*EXERCISE INSTRUCTIONS*
Please set down all the lines beneath this one exactly, without the pictures.

*DATA SUPPLIED*
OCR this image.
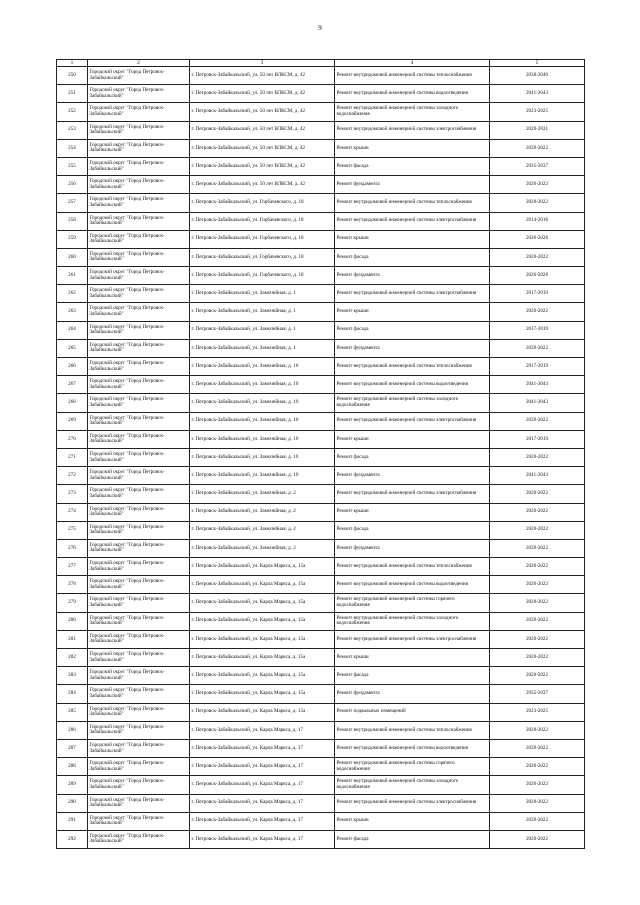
9
1	2	3	4	5
250	Городской округ "Город Петровск-Забайкальский"	г. Петровск-Забайкальский, ул. 50 лет ВЛКСМ, д. 42	Ремонт внутридомовой инженерной системы теплоснабжения	2038-2040
251	Городской округ "Город Петровск-Забайкальский"	г. Петровск-Забайкальский, ул. 50 лет ВЛКСМ, д. 42	Ремонт внутридомовой инженерной системы водоотведения	2041-2043
252	Городской округ "Город Петровск-Забайкальский"	г. Петровск-Забайкальский, ул. 50 лет ВЛКСМ, д. 42	Ремонт внутридомовой инженерной системы холодного водоснабжения	2023-2025
253	Городской округ "Город Петровск-Забайкальский"	г. Петровск-Забайкальский, ул. 50 лет ВЛКСМ, д. 42	Ремонт внутридомовой инженерной системы электроснабжения	2029-2031
254	Городской округ "Город Петровск-Забайкальский"	г. Петровск-Забайкальский, ул. 50 лет ВЛКСМ, д. 42	Ремонт крыши	2020-2022
255	Городской округ "Город Петровск-Забайкальский"	г. Петровск-Забайкальский, ул. 50 лет ВЛКСМ, д. 42	Ремонт фасада	2035-2037
256	Городской округ "Город Петровск-Забайкальский"	г. Петровск-Забайкальский, ул. 50 лет ВЛКСМ, д. 42	Ремонт фундамента	2020-2022
257	Городской округ "Город Петровск-Забайкальский"	г. Петровск-Забайкальский, ул. Горбачевского, д. 18	Ремонт внутридомовой инженерной системы теплоснабжения	2020-2022
258	Городской округ "Город Петровск-Забайкальский"	г. Петровск-Забайкальский, ул. Горбачевского, д. 18	Ремонт внутридомовой инженерной системы электроснабжения	2014-2016
259	Городской округ "Город Петровск-Забайкальский"	г. Петровск-Забайкальский, ул. Горбачевского, д. 18	Ремонт крыши	2026-2028
260	Городской округ "Город Петровск-Забайкальский"	г. Петровск-Забайкальский, ул. Горбачевского, д. 18	Ремонт фасада	2020-2022
261	Городской округ "Город Петровск-Забайкальский"	г. Петровск-Забайкальский, ул. Горбачевского, д. 18	Ремонт фундамента	2026-2028
262	Городской округ "Город Петровск-Забайкальский"	г. Петровск-Забайкальский, ул. Замочнйная, д. 1	Ремонт внутридомовой инженерной системы электроснабжения	2017-2019
263	Городской округ "Город Петровск-Забайкальский"	г. Петровск-Забайкальский, ул. Замочнйная, д. 1	Ремонт крыши	2020-2022
264	Городской округ "Город Петровск-Забайкальский"	г. Петровск-Забайкальский, ул. Замочнйная, д. 1	Ремонт фасада	2017-2019
265	Городской округ "Город Петровск-Забайкальский"	г. Петровск-Забайкальский, ул. Замочнйная, д. 1	Ремонт фундамента	2020-2022
266	Городской округ "Город Петровск-Забайкальский"	г. Петровск-Забайкальский, ул. Замочнйная, д. 10	Ремонт внутридомовой инженерной системы теплоснабжения	2017-2019
267	Городской округ "Город Петровск-Забайкальский"	г. Петровск-Забайкальский, ул. Замочнйная, д. 10	Ремонт внутридомовой инженерной системы водоотведения	2041-2043
268	Городской округ "Город Петровск-Забайкальский"	г. Петровск-Забайкальский, ул. Замочнйная, д. 10	Ремонт внутридомовой инженерной системы холодного водоснабжения	2041-2043
269	Городской округ "Город Петровск-Забайкальский"	г. Петровск-Забайкальский, ул. Замочнйная, д. 10	Ремонт внутридомовой инженерной системы электроснабжения	2020-2022
270	Городской округ "Город Петровск-Забайкальский"	г. Петровск-Забайкальский, ул. Замочнйная, д. 10	Ремонт крыши	2017-2019
271	Городской округ "Город Петровск-Забайкальский"	г. Петровск-Забайкальский, ул. Замочнйная, д. 10	Ремонт фасада	2020-2022
272	Городской округ "Город Петровск-Забайкальский"	г. Петровск-Забайкальский, ул. Замочнйная, д. 10	Ремонт фундамента	2041-2043
273	Городской округ "Город Петровск-Забайкальский"	г. Петровск-Забайкальский, ул. Замочнйная, д. 2	Ремонт внутридомовой инженерной системы электроснабжения	2020-2022
274	Городской округ "Город Петровск-Забайкальский"	г. Петровск-Забайкальский, ул. Замочнйная, д. 2	Ремонт крыши	2020-2022
275	Городской округ "Город Петровск-Забайкальский"	г. Петровск-Забайкальский, ул. Замочнйная, д. 2	Ремонт фасада	2020-2022
276	Городской округ "Город Петровск-Забайкальский"	г. Петровск-Забайкальский, ул. Замочнйная, д. 2	Ремонт фундамента	2020-2022
277	Городской округ "Город Петровск-Забайкальский"	г. Петровск-Забайкальский, ул. Карла Маркса, д. 15а	Ремонт внутридомовой инженерной системы теплоснабжения	2020-2022
278	Городской округ "Город Петровск-Забайкальский"	г. Петровск-Забайкальский, ул. Карла Маркса, д. 15а	Ремонт внутридомовой инженерной системы водоотведения	2020-2022
279	Городской округ "Город Петровск-Забайкальский"	г. Петровск-Забайкальский, ул. Карла Маркса, д. 15а	Ремонт внутридомовой инженерной системы горячего водоснабжения	2020-2022
280	Городской округ "Город Петровск-Забайкальский"	г. Петровск-Забайкальский, ул. Карла Маркса, д. 15а	Ремонт внутридомовой инженерной системы холодного водоснабжения	2020-2022
281	Городской округ "Город Петровск-Забайкальский"	г. Петровск-Забайкальский, ул. Карла Маркса, д. 15а	Ремонт внутридомовой инженерной системы электроснабжения	2020-2022
282	Городской округ "Город Петровск-Забайкальский"	г. Петровск-Забайкальский, ул. Карла Маркса, д. 15а	Ремонт крыши	2020-2022
283	Городской округ "Город Петровск-Забайкальский"	г. Петровск-Забайкальский, ул. Карла Маркса, д. 15а	Ремонт фасада	2020-2022
284	Городской округ "Город Петровск-Забайкальский"	г. Петровск-Забайкальский, ул. Карла Маркса, д. 15а	Ремонт фундамента	2035-2037
285	Городской округ "Город Петровск-Забайкальский"	г. Петровск-Забайкальский, ул. Карла Маркса, д. 15а	Ремонт подвальных помещений	2023-2025
286	Городской округ "Город Петровск-Забайкальский"	г. Петровск-Забайкальский, ул. Карла Маркса, д. 17	Ремонт внутридомовой инженерной системы теплоснабжения	2020-2022
287	Городской округ "Город Петровск-Забайкальский"	г. Петровск-Забайкальский, ул. Карла Маркса, д. 17	Ремонт внутридомовой инженерной системы водоотведения	2020-2022
288	Городской округ "Город Петровск-Забайкальский"	г. Петровск-Забайкальский, ул. Карла Маркса, д. 17	Ремонт внутридомовой инженерной системы горячего водоснабжения	2020-2022
289	Городской округ "Город Петровск-Забайкальский"	г. Петровск-Забайкальский, ул. Карла Маркса, д. 17	Ремонт внутридомовой инженерной системы холодного водоснабжения	2020-2022
290	Городской округ "Город Петровск-Забайкальский"	г. Петровск-Забайкальский, ул. Карла Маркса, д. 17	Ремонт внутридомовой инженерной системы электроснабжения	2020-2022
291	Городской округ "Город Петровск-Забайкальский"	г. Петровск-Забайкальский, ул. Карла Маркса, д. 17	Ремонт крыши	2020-2022
292	Городской округ "Город Петровск-Забайкальский"	г. Петровск-Забайкальский, ул. Карла Маркса, д. 17	Ремонт фасада	2020-2022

*EXERCISE SOLUTION*
OCR this image.
9
1	2	3	4	5
250	Городской округ "Город Петровск-Забайкальский"	г. Петровск-Забайкальский, ул. 50 лет ВЛКСМ, д. 42	Ремонт внутридомовой инженерной системы теплоснабжения	2038-2040
251	Городской округ "Город Петровск-Забайкальский"	г. Петровск-Забайкальский, ул. 50 лет ВЛКСМ, д. 42	Ремонт внутридомовой инженерной системы водоотведения	2041-2043
252	Городской округ "Город Петровск-Забайкальский"	г. Петровск-Забайкальский, ул. 50 лет ВЛКСМ, д. 42	Ремонт внутридомовой инженерной системы холодного водоснабжения	2023-2025
253	Городской округ "Город Петровск-Забайкальский"	г. Петровск-Забайкальский, ул. 50 лет ВЛКСМ, д. 42	Ремонт внутридомовой инженерной системы электроснабжения	2029-2031
254	Городской округ "Город Петровск-Забайкальский"	г. Петровск-Забайкальский, ул. 50 лет ВЛКСМ, д. 42	Ремонт крыши	2020-2022
255	Городской округ "Город Петровск-Забайкальский"	г. Петровск-Забайкальский, ул. 50 лет ВЛКСМ, д. 42	Ремонт фасада	2035-2037
256	Городской округ "Город Петровск-Забайкальский"	г. Петровск-Забайкальский, ул. 50 лет ВЛКСМ, д. 42	Ремонт фундамента	2020-2022
257	Городской округ "Город Петровск-Забайкальский"	г. Петровск-Забайкальский, ул. Горбачевского, д. 18	Ремонт внутридомовой инженерной системы теплоснабжения	2020-2022
258	Городской округ "Город Петровск-Забайкальский"	г. Петровск-Забайкальский, ул. Горбачевского, д. 18	Ремонт внутридомовой инженерной системы электроснабжения	2014-2016
259	Городской округ "Город Петровск-Забайкальский"	г. Петровск-Забайкальский, ул. Горбачевского, д. 18	Ремонт крыши	2026-2028
260	Городской округ "Город Петровск-Забайкальский"	г. Петровск-Забайкальский, ул. Горбачевского, д. 18	Ремонт фасада	2020-2022
261	Городской округ "Город Петровск-Забайкальский"	г. Петровск-Забайкальский, ул. Горбачевского, д. 18	Ремонт фундамента	2026-2028
262	Городской округ "Город Петровск-Забайкальский"	г. Петровск-Забайкальский, ул. Замочнйная, д. 1	Ремонт внутридомовой инженерной системы электроснабжения	2017-2019
263	Городской округ "Город Петровск-Забайкальский"	г. Петровск-Забайкальский, ул. Замочнйная, д. 1	Ремонт крыши	2020-2022
264	Городской округ "Город Петровск-Забайкальский"	г. Петровск-Забайкальский, ул. Замочнйная, д. 1	Ремонт фасада	2017-2019
265	Городской округ "Город Петровск-Забайкальский"	г. Петровск-Забайкальский, ул. Замочнйная, д. 1	Ремонт фундамента	2020-2022
266	Городской округ "Город Петровск-Забайкальский"	г. Петровск-Забайкальский, ул. Замочнйная, д. 10	Ремонт внутридомовой инженерной системы теплоснабжения	2017-2019
267	Городской округ "Город Петровск-Забайкальский"	г. Петровск-Забайкальский, ул. Замочнйная, д. 10	Ремонт внутридомовой инженерной системы водоотведения	2041-2043
268	Городской округ "Город Петровск-Забайкальский"	г. Петровск-Забайкальский, ул. Замочнйная, д. 10	Ремонт внутридомовой инженерной системы холодного водоснабжения	2041-2043
269	Городской округ "Город Петровск-Забайкальский"	г. Петровск-Забайкальский, ул. Замочнйная, д. 10	Ремонт внутридомовой инженерной системы электроснабжения	2020-2022
270	Городской округ "Город Петровск-Забайкальский"	г. Петровск-Забайкальский, ул. Замочнйная, д. 10	Ремонт крыши	2017-2019
271	Городской округ "Город Петровск-Забайкальский"	г. Петровск-Забайкальский, ул. Замочнйная, д. 10	Ремонт фасада	2020-2022
272	Городской округ "Город Петровск-Забайкальский"	г. Петровск-Забайкальский, ул. Замочнйная, д. 10	Ремонт фундамента	2041-2043
273	Городской округ "Город Петровск-Забайкальский"	г. Петровск-Забайкальский, ул. Замочнйная, д. 2	Ремонт внутридомовой инженерной системы электроснабжения	2020-2022
274	Городской округ "Город Петровск-Забайкальский"	г. Петровск-Забайкальский, ул. Замочнйная, д. 2	Ремонт крыши	2020-2022
275	Городской округ "Город Петровск-Забайкальский"	г. Петровск-Забайкальский, ул. Замочнйная, д. 2	Ремонт фасада	2020-2022
276	Городской округ "Город Петровск-Забайкальский"	г. Петровск-Забайкальский, ул. Замочнйная, д. 2	Ремонт фундамента	2020-2022
277	Городской округ "Город Петровск-Забайкальский"	г. Петровск-Забайкальский, ул. Карла Маркса, д. 15а	Ремонт внутридомовой инженерной системы теплоснабжения	2020-2022
278	Городской округ "Город Петровск-Забайкальский"	г. Петровск-Забайкальский, ул. Карла Маркса, д. 15а	Ремонт внутридомовой инженерной системы водоотведения	2020-2022
279	Городской округ "Город Петровск-Забайкальский"	г. Петровск-Забайкальский, ул. Карла Маркса, д. 15а	Ремонт внутридомовой инженерной системы горячего водоснабжения	2020-2022
280	Городской округ "Город Петровск-Забайкальский"	г. Петровск-Забайкальский, ул. Карла Маркса, д. 15а	Ремонт внутридомовой инженерной системы холодного водоснабжения	2020-2022
281	Городской округ "Город Петровск-Забайкальский"	г. Петровск-Забайкальский, ул. Карла Маркса, д. 15а	Ремонт внутридомовой инженерной системы электроснабжения	2020-2022
282	Городской округ "Город Петровск-Забайкальский"	г. Петровск-Забайкальский, ул. Карла Маркса, д. 15а	Ремонт крыши	2020-2022
283	Городской округ "Город Петровск-Забайкальский"	г. Петровск-Забайкальский, ул. Карла Маркса, д. 15а	Ремонт фасада	2020-2022
284	Городской округ "Город Петровск-Забайкальский"	г. Петровск-Забайкальский, ул. Карла Маркса, д. 15а	Ремонт фундамента	2035-2037
285	Городской округ "Город Петровск-Забайкальский"	г. Петровск-Забайкальский, ул. Карла Маркса, д. 15а	Ремонт подвальных помещений	2023-2025
286	Городской округ "Город Петровск-Забайкальский"	г. Петровск-Забайкальский, ул. Карла Маркса, д. 17	Ремонт внутридомовой инженерной системы теплоснабжения	2020-2022
287	Городской округ "Город Петровск-Забайкальский"	г. Петровск-Забайкальский, ул. Карла Маркса, д. 17	Ремонт внутридомовой инженерной системы водоотведения	2020-2022
288	Городской округ "Город Петровск-Забайкальский"	г. Петровск-Забайкальский, ул. Карла Маркса, д. 17	Ремонт внутридомовой инженерной системы горячего водоснабжения	2020-2022
289	Городской округ "Город Петровск-Забайкальский"	г. Петровск-Забайкальский, ул. Карла Маркса, д. 17	Ремонт внутридомовой инженерной системы холодного водоснабжения	2020-2022
290	Городской округ "Город Петровск-Забайкальский"	г. Петровск-Забайкальский, ул. Карла Маркса, д. 17	Ремонт внутридомовой инженерной системы электроснабжения	2020-2022
291	Городской округ "Город Петровск-Забайкальский"	г. Петровск-Забайкальский, ул. Карла Маркса, д. 17	Ремонт крыши	2020-2022
292	Городской округ "Город Петровск-Забайкальский"	г. Петровск-Забайкальский, ул. Карла Маркса, д. 17	Ремонт фасада	2020-2022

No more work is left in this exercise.